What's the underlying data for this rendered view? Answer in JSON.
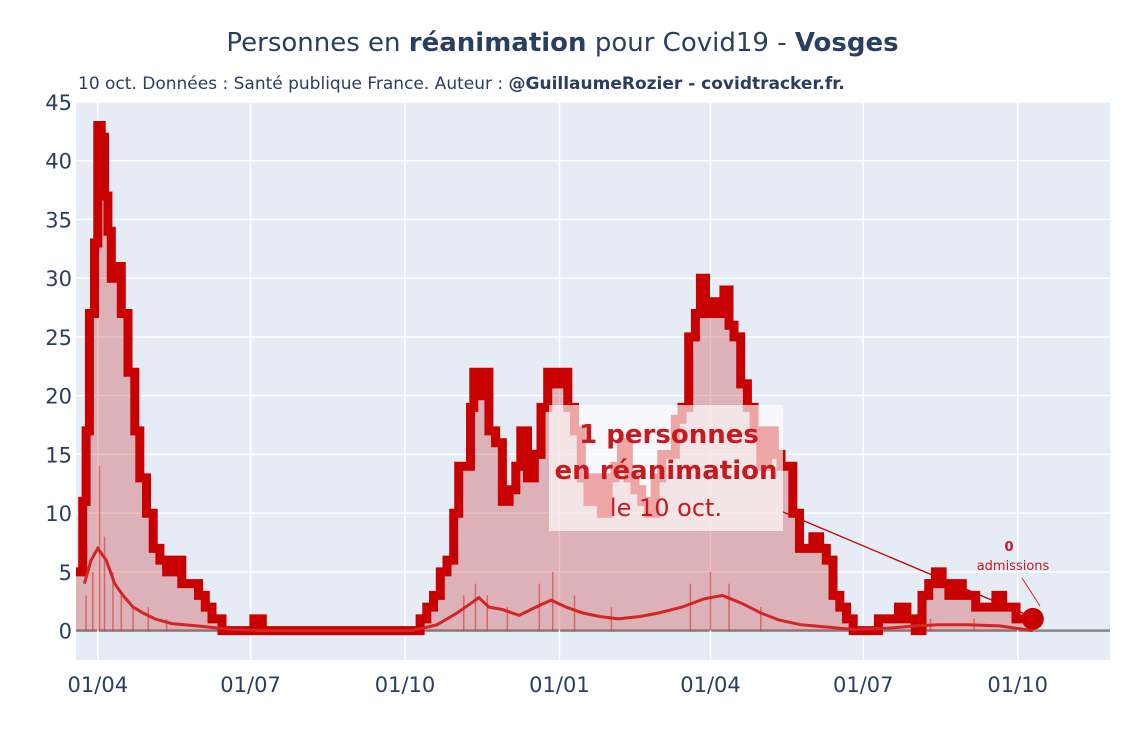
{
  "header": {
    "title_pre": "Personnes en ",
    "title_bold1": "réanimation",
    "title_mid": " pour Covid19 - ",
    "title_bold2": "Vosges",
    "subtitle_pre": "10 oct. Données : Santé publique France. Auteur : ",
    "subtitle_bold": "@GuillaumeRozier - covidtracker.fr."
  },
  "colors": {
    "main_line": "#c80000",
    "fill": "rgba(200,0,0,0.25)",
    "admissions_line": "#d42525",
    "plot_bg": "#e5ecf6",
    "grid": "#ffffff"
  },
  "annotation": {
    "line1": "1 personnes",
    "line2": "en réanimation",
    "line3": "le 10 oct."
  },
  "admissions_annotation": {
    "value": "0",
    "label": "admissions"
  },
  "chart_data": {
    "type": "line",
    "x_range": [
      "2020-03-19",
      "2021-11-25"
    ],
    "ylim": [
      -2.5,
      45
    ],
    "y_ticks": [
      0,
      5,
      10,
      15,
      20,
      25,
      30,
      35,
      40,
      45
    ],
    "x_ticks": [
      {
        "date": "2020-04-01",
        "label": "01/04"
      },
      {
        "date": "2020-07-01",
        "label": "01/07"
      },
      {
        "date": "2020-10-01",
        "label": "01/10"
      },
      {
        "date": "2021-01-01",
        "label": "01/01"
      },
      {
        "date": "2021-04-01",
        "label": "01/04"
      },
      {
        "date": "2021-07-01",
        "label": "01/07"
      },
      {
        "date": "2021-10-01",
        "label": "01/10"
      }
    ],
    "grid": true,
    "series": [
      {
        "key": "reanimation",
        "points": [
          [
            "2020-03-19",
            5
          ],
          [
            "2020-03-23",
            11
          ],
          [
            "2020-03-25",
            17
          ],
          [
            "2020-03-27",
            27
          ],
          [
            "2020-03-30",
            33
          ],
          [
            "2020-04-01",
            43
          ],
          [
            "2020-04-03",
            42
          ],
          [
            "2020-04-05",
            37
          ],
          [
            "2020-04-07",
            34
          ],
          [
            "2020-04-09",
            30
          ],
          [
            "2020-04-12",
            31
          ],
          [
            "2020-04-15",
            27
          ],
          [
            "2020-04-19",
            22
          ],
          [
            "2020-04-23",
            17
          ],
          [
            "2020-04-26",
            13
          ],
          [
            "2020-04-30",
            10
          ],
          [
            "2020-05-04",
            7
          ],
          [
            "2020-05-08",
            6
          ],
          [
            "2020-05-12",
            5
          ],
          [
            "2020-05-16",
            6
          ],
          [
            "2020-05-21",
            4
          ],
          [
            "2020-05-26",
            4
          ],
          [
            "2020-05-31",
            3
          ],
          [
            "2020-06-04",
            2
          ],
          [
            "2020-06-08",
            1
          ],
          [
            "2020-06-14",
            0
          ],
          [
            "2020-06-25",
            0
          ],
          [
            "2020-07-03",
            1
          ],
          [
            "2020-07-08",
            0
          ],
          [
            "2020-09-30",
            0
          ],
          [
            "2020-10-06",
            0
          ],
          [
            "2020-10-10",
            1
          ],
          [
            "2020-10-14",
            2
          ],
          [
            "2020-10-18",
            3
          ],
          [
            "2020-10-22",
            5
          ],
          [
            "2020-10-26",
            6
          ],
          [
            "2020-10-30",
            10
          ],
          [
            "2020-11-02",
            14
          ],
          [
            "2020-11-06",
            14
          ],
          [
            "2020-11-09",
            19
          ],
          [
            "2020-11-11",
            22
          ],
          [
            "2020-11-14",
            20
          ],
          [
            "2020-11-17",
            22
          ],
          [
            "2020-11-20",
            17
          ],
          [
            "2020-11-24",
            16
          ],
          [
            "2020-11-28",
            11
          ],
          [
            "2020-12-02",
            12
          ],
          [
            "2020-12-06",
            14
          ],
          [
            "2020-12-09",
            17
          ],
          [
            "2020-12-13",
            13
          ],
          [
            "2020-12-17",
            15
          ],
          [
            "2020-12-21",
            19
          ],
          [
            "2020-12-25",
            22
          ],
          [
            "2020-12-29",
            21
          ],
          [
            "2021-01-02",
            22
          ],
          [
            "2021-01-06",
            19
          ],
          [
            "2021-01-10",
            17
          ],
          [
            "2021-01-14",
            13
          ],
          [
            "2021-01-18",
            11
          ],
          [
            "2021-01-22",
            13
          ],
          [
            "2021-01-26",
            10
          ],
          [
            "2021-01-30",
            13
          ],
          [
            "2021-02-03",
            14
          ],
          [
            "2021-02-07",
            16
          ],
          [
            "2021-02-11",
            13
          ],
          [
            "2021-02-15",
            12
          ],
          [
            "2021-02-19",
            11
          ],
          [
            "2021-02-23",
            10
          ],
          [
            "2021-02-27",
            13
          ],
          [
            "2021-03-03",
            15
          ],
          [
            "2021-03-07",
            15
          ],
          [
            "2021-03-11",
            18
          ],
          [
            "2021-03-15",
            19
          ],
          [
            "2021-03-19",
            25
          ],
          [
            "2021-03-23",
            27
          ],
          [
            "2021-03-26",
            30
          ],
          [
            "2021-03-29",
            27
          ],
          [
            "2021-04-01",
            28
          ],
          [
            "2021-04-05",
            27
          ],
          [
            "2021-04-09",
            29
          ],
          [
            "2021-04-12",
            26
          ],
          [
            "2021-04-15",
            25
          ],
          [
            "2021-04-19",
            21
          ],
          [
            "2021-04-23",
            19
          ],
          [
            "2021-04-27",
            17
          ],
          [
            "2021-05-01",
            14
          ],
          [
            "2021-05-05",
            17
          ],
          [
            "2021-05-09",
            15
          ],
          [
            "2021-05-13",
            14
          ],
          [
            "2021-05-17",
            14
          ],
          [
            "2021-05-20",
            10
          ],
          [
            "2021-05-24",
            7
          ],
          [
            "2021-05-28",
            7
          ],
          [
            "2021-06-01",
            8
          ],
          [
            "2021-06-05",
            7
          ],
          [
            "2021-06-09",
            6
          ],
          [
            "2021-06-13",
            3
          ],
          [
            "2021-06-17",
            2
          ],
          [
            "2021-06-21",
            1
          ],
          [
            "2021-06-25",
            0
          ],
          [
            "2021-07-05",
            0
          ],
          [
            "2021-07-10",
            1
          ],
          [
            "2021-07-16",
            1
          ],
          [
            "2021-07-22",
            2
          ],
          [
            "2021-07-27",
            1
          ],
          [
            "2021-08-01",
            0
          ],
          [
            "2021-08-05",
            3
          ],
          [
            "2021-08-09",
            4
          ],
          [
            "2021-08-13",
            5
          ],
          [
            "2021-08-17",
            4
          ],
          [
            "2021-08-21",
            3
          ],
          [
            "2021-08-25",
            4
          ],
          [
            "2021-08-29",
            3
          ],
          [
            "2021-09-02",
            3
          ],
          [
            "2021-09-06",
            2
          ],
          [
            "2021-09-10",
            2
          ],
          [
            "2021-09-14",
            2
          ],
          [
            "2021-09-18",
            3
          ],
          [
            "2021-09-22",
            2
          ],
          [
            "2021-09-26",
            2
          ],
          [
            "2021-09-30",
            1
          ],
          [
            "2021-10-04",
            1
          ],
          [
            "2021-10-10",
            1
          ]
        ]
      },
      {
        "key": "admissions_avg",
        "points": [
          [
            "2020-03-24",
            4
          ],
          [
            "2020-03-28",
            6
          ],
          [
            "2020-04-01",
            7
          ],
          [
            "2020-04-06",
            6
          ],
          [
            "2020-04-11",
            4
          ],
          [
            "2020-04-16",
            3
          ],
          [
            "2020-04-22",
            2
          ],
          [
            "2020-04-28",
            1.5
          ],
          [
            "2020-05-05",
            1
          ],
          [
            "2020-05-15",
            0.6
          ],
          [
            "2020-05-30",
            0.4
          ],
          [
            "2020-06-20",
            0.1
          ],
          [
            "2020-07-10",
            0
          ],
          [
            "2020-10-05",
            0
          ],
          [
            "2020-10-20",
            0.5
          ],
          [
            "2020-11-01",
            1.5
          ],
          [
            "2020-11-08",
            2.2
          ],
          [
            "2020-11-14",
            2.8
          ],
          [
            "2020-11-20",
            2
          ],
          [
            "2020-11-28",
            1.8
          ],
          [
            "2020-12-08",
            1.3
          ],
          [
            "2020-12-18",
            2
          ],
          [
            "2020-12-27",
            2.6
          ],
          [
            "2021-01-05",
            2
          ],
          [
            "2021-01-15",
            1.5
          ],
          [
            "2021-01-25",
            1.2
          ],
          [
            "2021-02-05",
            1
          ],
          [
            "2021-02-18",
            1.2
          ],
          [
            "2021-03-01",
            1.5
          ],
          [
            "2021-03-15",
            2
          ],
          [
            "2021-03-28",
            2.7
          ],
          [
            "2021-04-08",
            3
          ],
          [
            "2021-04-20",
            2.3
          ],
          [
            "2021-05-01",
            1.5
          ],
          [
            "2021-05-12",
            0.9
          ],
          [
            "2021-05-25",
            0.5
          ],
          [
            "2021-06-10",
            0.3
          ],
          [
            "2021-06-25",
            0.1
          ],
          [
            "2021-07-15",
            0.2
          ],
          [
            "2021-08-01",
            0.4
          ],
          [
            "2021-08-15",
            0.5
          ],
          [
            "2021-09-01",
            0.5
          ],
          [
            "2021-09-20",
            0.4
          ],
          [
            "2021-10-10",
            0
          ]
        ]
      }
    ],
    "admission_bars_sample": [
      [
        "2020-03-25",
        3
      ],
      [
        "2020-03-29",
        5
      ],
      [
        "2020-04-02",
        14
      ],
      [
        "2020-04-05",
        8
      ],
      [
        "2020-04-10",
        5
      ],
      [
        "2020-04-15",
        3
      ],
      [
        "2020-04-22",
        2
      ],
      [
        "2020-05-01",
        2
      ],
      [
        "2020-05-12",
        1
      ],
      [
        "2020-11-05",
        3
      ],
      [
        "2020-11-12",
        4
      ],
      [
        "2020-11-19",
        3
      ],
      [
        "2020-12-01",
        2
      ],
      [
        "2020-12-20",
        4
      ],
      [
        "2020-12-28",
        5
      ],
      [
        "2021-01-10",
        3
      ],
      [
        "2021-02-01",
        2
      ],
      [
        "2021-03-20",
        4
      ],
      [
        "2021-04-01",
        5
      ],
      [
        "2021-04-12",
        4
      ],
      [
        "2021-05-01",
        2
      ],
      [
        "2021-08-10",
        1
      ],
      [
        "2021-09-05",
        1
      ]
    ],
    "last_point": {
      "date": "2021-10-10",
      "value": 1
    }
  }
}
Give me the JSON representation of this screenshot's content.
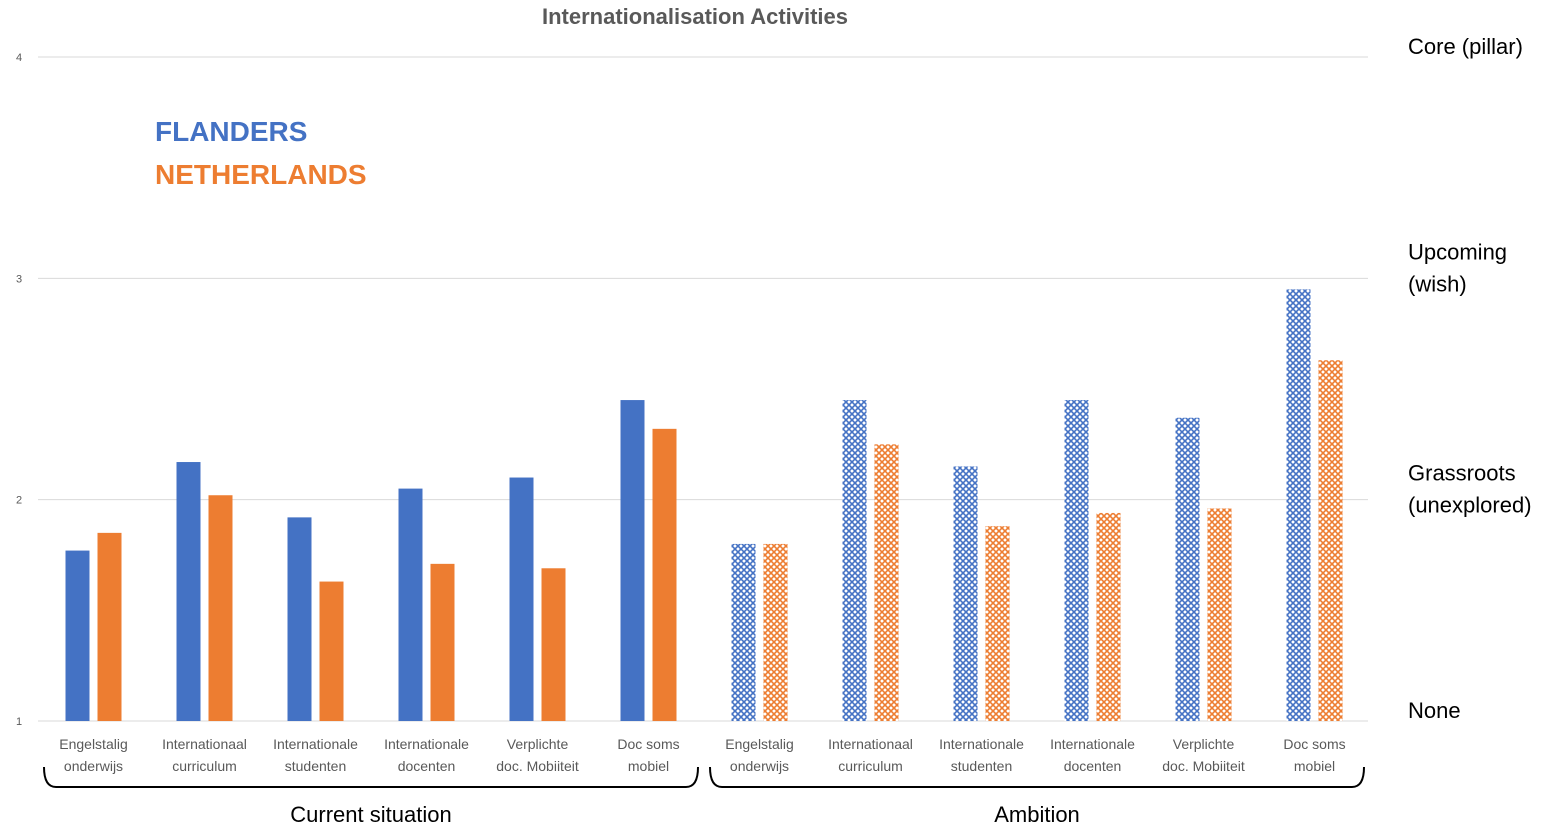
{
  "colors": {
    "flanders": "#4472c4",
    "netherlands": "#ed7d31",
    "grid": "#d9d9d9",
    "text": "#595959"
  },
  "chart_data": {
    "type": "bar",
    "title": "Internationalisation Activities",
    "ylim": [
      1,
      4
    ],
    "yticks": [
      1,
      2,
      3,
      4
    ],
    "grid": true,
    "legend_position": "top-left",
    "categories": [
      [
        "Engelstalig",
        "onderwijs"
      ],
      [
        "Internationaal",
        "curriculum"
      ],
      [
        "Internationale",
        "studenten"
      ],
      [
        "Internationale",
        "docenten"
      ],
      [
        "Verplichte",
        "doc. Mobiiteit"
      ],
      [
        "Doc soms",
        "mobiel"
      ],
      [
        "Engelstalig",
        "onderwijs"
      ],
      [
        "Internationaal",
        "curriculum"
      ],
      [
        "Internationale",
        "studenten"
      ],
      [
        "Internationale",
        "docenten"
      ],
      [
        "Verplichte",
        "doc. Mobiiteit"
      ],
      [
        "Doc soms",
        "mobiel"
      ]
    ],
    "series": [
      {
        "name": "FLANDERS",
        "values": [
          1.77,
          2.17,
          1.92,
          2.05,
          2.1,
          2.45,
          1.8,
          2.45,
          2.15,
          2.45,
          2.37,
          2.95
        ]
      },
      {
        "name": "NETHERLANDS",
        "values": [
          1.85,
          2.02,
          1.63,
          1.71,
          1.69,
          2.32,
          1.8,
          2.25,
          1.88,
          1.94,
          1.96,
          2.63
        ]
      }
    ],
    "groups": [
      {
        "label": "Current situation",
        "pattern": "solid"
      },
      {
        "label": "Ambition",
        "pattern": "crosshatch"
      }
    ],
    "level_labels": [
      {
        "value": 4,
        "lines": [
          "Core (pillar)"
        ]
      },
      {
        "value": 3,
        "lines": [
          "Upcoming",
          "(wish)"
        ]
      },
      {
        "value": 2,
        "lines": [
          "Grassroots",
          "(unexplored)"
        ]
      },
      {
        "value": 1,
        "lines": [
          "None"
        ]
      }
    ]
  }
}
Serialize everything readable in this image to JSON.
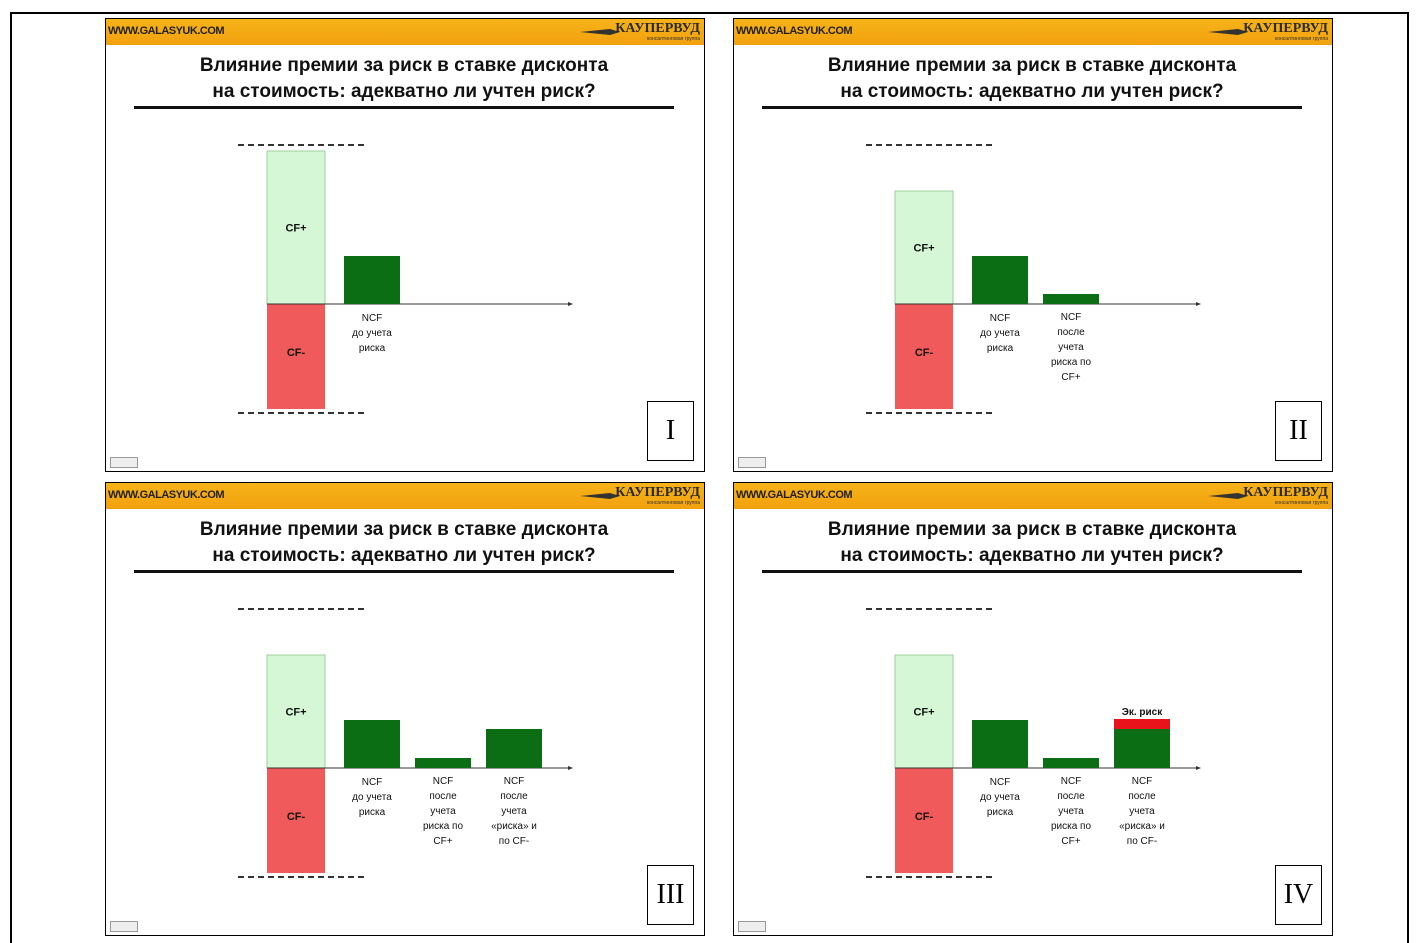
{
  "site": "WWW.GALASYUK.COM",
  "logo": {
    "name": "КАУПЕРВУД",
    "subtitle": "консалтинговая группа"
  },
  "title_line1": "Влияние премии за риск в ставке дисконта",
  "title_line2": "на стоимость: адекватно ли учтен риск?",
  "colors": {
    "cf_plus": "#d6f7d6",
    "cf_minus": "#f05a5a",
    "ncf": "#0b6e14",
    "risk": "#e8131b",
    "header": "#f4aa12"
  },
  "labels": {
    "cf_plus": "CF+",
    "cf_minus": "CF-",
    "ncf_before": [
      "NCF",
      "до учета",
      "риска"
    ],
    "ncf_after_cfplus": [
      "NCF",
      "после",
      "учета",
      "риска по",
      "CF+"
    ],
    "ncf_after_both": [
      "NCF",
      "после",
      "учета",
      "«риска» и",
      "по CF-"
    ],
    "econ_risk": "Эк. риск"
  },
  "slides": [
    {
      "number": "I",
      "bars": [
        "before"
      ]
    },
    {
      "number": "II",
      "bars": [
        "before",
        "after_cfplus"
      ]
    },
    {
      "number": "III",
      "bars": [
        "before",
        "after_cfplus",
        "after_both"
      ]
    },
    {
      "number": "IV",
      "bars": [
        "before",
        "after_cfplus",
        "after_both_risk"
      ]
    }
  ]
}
_ _ _
▶ [TASK REQUIREMENTS] State how many lines of the records above contain the word "this", giving only that number.

▶ [REPLY] 3